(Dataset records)
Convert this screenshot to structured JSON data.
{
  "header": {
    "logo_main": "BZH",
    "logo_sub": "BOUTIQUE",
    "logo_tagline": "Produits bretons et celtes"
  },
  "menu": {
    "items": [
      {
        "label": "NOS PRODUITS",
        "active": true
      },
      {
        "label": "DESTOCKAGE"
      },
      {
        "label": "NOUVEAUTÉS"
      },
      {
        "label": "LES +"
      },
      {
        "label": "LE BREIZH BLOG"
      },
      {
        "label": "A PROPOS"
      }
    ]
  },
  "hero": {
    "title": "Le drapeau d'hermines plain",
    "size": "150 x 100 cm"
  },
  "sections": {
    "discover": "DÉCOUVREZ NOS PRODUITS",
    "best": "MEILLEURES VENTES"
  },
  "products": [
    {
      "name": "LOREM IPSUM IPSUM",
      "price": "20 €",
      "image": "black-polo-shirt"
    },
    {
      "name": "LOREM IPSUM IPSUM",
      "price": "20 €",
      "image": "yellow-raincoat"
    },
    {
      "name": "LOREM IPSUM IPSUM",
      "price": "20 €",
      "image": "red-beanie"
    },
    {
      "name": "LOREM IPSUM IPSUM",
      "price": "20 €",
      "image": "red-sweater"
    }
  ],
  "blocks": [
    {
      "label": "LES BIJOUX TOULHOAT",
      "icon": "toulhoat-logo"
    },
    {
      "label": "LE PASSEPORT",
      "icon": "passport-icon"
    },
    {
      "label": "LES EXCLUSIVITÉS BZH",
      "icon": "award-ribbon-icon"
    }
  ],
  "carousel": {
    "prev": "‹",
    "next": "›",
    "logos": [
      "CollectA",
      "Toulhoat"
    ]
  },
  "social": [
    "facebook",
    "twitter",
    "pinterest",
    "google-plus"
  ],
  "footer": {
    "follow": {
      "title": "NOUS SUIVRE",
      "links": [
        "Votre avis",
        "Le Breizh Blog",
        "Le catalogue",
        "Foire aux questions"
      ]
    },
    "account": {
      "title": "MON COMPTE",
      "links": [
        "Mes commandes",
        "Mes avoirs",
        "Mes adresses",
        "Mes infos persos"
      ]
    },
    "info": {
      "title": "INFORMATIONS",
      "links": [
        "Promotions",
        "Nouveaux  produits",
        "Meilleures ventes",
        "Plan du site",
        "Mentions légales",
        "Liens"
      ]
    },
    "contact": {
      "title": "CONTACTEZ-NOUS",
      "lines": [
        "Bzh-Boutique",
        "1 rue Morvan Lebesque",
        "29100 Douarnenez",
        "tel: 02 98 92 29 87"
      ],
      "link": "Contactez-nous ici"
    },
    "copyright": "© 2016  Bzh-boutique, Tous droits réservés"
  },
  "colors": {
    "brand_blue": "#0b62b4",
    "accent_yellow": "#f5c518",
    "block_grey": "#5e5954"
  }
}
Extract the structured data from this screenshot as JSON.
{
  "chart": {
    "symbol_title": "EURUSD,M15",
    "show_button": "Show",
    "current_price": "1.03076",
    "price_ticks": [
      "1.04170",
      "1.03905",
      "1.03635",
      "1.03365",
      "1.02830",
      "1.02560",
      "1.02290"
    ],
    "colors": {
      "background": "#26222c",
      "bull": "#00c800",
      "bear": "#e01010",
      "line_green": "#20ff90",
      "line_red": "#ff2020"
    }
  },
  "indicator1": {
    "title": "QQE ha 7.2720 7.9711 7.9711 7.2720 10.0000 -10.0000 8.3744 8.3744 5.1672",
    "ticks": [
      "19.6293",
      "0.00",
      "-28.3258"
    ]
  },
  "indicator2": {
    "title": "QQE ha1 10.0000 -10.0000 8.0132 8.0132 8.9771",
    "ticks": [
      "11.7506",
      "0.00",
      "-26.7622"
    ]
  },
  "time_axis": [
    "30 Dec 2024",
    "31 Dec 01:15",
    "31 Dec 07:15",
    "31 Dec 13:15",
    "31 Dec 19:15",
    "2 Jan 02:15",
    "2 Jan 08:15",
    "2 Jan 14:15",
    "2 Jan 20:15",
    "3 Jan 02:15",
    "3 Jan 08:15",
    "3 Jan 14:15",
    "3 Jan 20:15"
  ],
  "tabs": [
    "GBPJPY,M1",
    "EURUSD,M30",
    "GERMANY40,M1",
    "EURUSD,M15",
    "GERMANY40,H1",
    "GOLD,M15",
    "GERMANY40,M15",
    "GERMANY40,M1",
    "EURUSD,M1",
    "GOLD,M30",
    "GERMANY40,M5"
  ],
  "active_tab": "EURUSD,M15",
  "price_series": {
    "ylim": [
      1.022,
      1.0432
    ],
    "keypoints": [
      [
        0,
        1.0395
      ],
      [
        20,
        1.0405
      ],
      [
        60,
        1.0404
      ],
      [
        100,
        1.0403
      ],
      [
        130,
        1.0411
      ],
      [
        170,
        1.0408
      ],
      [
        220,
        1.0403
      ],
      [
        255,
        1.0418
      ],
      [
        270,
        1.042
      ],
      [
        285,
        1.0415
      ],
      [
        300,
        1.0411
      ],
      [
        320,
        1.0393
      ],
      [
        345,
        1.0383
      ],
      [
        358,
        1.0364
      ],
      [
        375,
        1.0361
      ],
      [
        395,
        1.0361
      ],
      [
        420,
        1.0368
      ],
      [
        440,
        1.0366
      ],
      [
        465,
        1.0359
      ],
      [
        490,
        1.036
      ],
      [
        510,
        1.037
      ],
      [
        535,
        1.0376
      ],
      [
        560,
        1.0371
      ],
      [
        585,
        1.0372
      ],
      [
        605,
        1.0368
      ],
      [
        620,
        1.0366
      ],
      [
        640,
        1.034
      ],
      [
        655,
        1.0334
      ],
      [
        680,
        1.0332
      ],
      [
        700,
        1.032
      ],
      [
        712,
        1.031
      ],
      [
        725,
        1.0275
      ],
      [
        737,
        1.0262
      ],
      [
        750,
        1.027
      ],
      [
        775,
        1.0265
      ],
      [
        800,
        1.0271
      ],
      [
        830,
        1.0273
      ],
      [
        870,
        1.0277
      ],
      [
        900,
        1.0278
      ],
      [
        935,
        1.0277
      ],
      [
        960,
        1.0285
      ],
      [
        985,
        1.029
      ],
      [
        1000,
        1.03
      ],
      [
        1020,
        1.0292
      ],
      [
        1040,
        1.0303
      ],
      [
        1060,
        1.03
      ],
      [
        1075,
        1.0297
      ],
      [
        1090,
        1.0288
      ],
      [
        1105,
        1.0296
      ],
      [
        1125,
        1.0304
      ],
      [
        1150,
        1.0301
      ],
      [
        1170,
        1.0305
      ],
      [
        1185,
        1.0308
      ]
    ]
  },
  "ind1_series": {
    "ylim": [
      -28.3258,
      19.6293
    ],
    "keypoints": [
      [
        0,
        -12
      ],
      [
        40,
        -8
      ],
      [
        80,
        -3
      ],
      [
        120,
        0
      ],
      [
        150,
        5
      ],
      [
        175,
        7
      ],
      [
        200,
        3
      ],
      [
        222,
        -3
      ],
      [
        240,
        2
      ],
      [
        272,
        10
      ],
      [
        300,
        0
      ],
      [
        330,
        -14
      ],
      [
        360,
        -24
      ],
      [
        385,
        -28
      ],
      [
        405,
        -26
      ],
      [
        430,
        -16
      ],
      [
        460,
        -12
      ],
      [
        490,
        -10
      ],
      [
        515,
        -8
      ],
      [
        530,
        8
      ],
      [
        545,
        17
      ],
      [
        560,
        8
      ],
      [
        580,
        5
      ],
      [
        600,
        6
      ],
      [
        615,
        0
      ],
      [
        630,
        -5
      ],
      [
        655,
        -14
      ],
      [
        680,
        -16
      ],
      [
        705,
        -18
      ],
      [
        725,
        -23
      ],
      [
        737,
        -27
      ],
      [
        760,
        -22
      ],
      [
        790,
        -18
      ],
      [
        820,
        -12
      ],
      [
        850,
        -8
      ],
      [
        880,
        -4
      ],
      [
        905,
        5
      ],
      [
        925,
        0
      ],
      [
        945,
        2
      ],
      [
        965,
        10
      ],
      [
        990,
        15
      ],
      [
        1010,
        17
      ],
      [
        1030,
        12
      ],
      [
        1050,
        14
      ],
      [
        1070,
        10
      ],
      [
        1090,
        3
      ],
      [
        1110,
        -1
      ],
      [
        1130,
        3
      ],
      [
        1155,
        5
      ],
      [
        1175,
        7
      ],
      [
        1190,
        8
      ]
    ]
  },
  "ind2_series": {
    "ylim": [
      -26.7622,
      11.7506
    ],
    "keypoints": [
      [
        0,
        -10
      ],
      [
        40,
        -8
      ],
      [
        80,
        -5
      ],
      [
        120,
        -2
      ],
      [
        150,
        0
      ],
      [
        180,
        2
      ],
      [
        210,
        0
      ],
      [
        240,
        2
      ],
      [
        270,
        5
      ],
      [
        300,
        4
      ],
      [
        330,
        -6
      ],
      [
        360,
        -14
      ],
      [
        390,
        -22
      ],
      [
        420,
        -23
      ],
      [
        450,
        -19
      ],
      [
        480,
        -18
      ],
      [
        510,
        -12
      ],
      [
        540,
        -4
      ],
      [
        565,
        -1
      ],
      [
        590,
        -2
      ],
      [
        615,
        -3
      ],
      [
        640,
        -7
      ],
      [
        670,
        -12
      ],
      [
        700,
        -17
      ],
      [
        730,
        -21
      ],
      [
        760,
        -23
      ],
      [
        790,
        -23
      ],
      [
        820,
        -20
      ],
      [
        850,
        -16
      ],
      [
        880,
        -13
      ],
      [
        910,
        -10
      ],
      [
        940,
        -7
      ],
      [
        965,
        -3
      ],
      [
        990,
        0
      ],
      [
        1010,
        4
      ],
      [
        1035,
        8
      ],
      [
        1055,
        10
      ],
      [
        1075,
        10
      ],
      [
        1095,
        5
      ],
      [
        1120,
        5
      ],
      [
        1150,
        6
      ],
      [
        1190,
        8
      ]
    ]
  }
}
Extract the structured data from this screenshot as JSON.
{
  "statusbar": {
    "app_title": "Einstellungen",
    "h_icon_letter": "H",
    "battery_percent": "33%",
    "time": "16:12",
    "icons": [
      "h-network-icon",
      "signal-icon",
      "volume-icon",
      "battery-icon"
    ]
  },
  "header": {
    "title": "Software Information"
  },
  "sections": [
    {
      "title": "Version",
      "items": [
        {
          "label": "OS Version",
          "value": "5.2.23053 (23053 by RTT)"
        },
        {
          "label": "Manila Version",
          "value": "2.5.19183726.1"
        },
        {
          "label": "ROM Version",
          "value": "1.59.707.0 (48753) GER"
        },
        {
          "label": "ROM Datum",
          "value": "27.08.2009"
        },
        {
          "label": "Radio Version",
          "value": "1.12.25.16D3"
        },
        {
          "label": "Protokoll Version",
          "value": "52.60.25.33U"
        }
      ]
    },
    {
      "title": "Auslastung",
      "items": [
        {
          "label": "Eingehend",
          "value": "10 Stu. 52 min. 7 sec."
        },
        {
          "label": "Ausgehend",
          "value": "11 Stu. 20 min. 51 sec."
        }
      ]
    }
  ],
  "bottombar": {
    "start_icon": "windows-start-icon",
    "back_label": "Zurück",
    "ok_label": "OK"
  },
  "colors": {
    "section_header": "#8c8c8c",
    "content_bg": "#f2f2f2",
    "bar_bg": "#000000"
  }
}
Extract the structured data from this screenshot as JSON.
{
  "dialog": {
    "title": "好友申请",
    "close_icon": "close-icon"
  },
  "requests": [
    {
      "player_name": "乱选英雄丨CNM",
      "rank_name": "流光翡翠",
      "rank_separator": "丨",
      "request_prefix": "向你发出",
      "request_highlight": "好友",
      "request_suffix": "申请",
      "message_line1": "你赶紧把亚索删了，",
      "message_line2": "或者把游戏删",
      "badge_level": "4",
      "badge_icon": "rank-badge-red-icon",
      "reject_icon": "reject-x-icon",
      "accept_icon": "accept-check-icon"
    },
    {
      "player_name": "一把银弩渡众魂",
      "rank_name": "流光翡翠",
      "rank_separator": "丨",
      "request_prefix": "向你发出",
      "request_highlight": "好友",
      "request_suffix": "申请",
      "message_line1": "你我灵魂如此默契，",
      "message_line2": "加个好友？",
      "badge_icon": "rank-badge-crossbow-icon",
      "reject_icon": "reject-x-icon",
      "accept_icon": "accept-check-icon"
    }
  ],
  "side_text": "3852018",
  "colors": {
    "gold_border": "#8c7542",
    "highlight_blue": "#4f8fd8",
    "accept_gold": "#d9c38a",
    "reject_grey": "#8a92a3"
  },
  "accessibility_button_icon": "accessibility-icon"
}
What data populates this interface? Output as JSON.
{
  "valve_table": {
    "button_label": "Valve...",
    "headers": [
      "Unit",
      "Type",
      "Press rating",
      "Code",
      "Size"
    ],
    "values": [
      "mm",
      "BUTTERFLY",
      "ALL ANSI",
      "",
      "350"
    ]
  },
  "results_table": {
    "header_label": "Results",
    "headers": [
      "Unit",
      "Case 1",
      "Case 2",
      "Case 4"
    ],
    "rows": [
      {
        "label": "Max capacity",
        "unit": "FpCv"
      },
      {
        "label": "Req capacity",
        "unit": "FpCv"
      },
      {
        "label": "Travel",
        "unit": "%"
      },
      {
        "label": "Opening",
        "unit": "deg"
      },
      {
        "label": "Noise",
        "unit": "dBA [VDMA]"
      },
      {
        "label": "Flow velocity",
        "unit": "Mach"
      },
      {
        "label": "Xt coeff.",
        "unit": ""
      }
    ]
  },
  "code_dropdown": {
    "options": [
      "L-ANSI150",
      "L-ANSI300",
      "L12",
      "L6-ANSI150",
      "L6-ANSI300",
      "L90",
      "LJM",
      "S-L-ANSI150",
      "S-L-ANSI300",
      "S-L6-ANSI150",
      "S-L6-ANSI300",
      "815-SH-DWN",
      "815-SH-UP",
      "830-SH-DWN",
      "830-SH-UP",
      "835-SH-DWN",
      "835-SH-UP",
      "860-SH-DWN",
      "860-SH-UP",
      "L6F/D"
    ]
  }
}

* Request *
From the records above, pull out each line that has "Version".

* Answer *
      "title": "Version",
          "label": "OS Version",
          "label": "Manila Version",
          "label": "ROM Version",
          "label": "Radio Version",
          "label": "Protokoll Version",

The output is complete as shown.